It Will Get Better

This post has been published all over the place - first on the SPD Foundation's blog, then on Mamapedia, and now it is available in my new book, Sensational Journeys.

I am coming back to it today, because as life has it's ups and downs, in every single way (not just with our kids, but with ourselves), it seems that a gentle reminder is always valuable.

It Will Get Better

Before I ever got a diagnosis of any sort for my son Gabriel, I think everyone I knew had told me some version of the line, “It will get better”. I knew they all meant well, but I wasn’t dealing with your run-of-the-mill toddler tantrums with Gabe. Not even close. My son had meltdowns. Big, long, scary and excruciatingly loud, meltdowns. Gabe would cry for hours on end, for no apparent reason and crashed into walls for fun; this wasn’t typical development in my book, and I couldn’t understand why people were so quick to dismiss it with any of the old standbys (“He’s just a boy” or “He’ll grow out of it” or the non-committal, “It will get better”). How could people think that it would just get better? I wanted to believe them, I really wanted to, but I had lived with the ‘out of sync’ behavior for years, with no sign of it letting up, so I wasn’t convinced that my son would just magically ‘get better’ one day.

Dataset entries:
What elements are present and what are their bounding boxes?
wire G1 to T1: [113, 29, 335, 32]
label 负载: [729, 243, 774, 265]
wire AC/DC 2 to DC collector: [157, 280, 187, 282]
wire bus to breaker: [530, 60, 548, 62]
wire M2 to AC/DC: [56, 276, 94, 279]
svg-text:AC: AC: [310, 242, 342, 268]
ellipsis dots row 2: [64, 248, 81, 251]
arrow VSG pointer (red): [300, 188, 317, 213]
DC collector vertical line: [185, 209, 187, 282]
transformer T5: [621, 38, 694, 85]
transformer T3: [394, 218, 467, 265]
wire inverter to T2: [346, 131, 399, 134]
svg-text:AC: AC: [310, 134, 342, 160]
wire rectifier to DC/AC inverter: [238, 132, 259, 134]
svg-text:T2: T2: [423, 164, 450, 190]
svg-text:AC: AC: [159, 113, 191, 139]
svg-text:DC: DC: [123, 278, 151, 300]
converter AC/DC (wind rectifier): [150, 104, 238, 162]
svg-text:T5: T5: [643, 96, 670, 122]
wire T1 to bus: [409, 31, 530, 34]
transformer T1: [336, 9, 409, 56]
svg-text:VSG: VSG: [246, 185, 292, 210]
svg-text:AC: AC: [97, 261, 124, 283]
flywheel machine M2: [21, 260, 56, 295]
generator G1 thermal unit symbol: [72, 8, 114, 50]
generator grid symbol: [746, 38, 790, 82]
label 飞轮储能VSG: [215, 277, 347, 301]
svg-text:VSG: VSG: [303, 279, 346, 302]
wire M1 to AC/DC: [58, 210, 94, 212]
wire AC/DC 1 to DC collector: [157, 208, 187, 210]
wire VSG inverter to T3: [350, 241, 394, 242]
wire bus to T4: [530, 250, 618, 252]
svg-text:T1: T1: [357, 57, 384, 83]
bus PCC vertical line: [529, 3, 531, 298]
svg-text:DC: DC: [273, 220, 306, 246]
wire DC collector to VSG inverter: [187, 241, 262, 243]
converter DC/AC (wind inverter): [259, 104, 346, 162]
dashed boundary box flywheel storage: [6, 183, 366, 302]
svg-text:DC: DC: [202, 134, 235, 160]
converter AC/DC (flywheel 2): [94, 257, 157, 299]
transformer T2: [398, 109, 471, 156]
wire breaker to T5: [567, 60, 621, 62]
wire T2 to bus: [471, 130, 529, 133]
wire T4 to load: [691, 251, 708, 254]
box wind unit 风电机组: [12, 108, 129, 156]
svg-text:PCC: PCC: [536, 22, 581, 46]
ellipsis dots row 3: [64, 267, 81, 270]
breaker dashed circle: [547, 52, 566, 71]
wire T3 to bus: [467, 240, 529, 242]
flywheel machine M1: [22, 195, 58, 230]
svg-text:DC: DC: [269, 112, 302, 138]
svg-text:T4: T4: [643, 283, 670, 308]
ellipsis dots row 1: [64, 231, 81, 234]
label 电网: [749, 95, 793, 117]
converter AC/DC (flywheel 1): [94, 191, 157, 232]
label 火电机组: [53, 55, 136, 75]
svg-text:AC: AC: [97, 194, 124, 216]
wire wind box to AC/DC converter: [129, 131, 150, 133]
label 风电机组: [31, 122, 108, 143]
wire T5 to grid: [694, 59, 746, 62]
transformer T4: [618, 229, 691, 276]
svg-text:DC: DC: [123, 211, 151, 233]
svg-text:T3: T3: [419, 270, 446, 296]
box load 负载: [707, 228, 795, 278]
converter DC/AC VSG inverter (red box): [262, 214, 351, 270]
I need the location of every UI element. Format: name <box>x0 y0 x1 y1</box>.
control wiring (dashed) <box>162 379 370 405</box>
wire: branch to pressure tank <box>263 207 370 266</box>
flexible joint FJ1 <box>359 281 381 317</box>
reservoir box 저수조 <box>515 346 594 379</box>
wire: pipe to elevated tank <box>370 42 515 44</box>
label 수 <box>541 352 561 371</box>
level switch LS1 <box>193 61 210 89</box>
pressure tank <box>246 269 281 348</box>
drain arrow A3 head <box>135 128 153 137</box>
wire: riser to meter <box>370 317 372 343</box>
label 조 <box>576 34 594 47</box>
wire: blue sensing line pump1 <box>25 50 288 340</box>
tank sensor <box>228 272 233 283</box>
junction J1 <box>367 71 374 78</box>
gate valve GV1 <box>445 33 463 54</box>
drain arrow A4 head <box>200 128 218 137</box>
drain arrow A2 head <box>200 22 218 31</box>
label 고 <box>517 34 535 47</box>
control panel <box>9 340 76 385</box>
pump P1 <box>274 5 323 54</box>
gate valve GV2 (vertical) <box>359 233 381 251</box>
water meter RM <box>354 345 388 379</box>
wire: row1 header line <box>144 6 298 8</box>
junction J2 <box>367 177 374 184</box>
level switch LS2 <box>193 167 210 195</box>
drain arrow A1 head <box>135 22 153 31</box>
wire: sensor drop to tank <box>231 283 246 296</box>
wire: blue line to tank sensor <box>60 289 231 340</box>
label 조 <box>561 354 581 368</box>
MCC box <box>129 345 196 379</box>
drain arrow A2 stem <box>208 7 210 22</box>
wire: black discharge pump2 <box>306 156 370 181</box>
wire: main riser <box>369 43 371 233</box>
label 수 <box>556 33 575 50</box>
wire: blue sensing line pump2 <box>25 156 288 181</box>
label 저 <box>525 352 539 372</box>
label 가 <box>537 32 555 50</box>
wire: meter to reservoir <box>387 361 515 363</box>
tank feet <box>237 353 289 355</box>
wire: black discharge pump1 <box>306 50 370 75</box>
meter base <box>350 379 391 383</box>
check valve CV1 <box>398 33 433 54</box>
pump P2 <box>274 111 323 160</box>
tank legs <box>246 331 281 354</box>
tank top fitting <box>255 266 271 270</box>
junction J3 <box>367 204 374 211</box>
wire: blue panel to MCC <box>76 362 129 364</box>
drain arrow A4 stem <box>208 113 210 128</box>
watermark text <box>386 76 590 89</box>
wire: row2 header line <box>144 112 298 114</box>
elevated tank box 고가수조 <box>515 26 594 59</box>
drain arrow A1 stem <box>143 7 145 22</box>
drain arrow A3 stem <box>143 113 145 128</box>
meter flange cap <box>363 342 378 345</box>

▶ _TASKS FOR THIS EXERCISE_:
(1) In the "It Will Get Better" post, which book is the post now available in?
(2) Write the next part of the "It Will Get Better" post about Gabriel's meltdowns, picking up after its final sentence.

▶ _RESULTS OF THE EXERCISE_:
(1) Sensational Journeys.

(2)
When Gabriel’s diagnosis came in at age 4 as Sensory Processing Disorder, I was so relieved that I finally knew what was going on, that I steamed forward – full speed – through OT and implementing a sensory diet at home and school without so much as taking a breath. If that was what my son needed then that was what I would do for him. After all, this is what would finally make things ‘get better’, right?

But you know what? It wasn’t easy and it didn’t just ‘get better’ as quickly as I was hoping. I was tired of being told by family, friends and therapists that things would ‘get better’. Did these people really understand what I went through every single day? Did they understand how upset my son was over the smallest things? How hard school was for him? How hard having play dates was? How difficult it appeared for him to enjoy the simplest pleasures of being a child? If things were really going to get better, could they PLEASE hurry?